● TASK BRIEF: Go through the records and give each one again exactly.

Dataset records
'''

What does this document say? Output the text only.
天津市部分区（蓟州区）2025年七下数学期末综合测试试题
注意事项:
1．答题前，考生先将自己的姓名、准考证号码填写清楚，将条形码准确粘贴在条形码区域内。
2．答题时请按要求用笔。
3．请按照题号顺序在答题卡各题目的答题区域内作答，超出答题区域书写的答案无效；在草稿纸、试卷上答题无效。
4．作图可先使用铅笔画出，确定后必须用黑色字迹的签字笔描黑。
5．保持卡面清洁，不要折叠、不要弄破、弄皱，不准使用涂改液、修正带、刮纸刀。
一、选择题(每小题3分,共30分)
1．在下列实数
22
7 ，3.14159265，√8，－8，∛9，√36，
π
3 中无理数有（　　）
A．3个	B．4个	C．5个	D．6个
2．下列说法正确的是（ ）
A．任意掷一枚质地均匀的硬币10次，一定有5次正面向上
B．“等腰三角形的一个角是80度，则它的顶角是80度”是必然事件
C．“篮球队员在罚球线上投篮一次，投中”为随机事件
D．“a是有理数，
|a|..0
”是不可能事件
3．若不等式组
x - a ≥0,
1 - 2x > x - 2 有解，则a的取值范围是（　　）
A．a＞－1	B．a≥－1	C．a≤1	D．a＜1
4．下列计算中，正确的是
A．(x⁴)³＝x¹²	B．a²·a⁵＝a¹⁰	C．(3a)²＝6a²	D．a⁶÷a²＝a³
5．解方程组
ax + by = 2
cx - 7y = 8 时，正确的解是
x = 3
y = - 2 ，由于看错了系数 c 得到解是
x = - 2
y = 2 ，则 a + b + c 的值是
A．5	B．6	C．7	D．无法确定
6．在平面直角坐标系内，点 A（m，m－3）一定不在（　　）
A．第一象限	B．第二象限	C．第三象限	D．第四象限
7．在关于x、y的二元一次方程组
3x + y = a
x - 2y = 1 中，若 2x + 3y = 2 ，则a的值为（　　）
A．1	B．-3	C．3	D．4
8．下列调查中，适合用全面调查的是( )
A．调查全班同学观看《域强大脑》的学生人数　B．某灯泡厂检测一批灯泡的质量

'''

● THE SOLUTION:
What does this document say? Output the text only.
天津市部分区（蓟州区）2025年七下数学期末综合测试试题
注意事项:
1．答题前，考生先将自己的姓名、准考证号码填写清楚，将条形码准确粘贴在条形码区域内。
2．答题时请按要求用笔。
3．请按照题号顺序在答题卡各题目的答题区域内作答，超出答题区域书写的答案无效；在草稿纸、试卷上答题无效。
4．作图可先使用铅笔画出，确定后必须用黑色字迹的签字笔描黑。
5．保持卡面清洁，不要折叠、不要弄破、弄皱，不准使用涂改液、修正带、刮纸刀。
一、选择题(每小题3分,共30分)
1．在下列实数
22
7 ，3.14159265，√8，－8，∛9，√36，
π
3 中无理数有（　　）
A．3个	B．4个	C．5个	D．6个
2．下列说法正确的是（ ）
A．任意掷一枚质地均匀的硬币10次，一定有5次正面向上
B．“等腰三角形的一个角是80度，则它的顶角是80度”是必然事件
C．“篮球队员在罚球线上投篮一次，投中”为随机事件
D．“a是有理数，
|a|..0
”是不可能事件
3．若不等式组
x - a ≥0,
1 - 2x > x - 2 有解，则a的取值范围是（　　）
A．a＞－1	B．a≥－1	C．a≤1	D．a＜1
4．下列计算中，正确的是
A．(x⁴)³＝x¹²	B．a²·a⁵＝a¹⁰	C．(3a)²＝6a²	D．a⁶÷a²＝a³
5．解方程组
ax + by = 2
cx - 7y = 8 时，正确的解是
x = 3
y = - 2 ，由于看错了系数 c 得到解是
x = - 2
y = 2 ，则 a + b + c 的值是
A．5	B．6	C．7	D．无法确定
6．在平面直角坐标系内，点 A（m，m－3）一定不在（　　）
A．第一象限	B．第二象限	C．第三象限	D．第四象限
7．在关于x、y的二元一次方程组
3x + y = a
x - 2y = 1 中，若 2x + 3y = 2 ，则a的值为（　　）
A．1	B．-3	C．3	D．4
8．下列调查中，适合用全面调查的是( )
A．调查全班同学观看《域强大脑》的学生人数　B．某灯泡厂检测一批灯泡的质量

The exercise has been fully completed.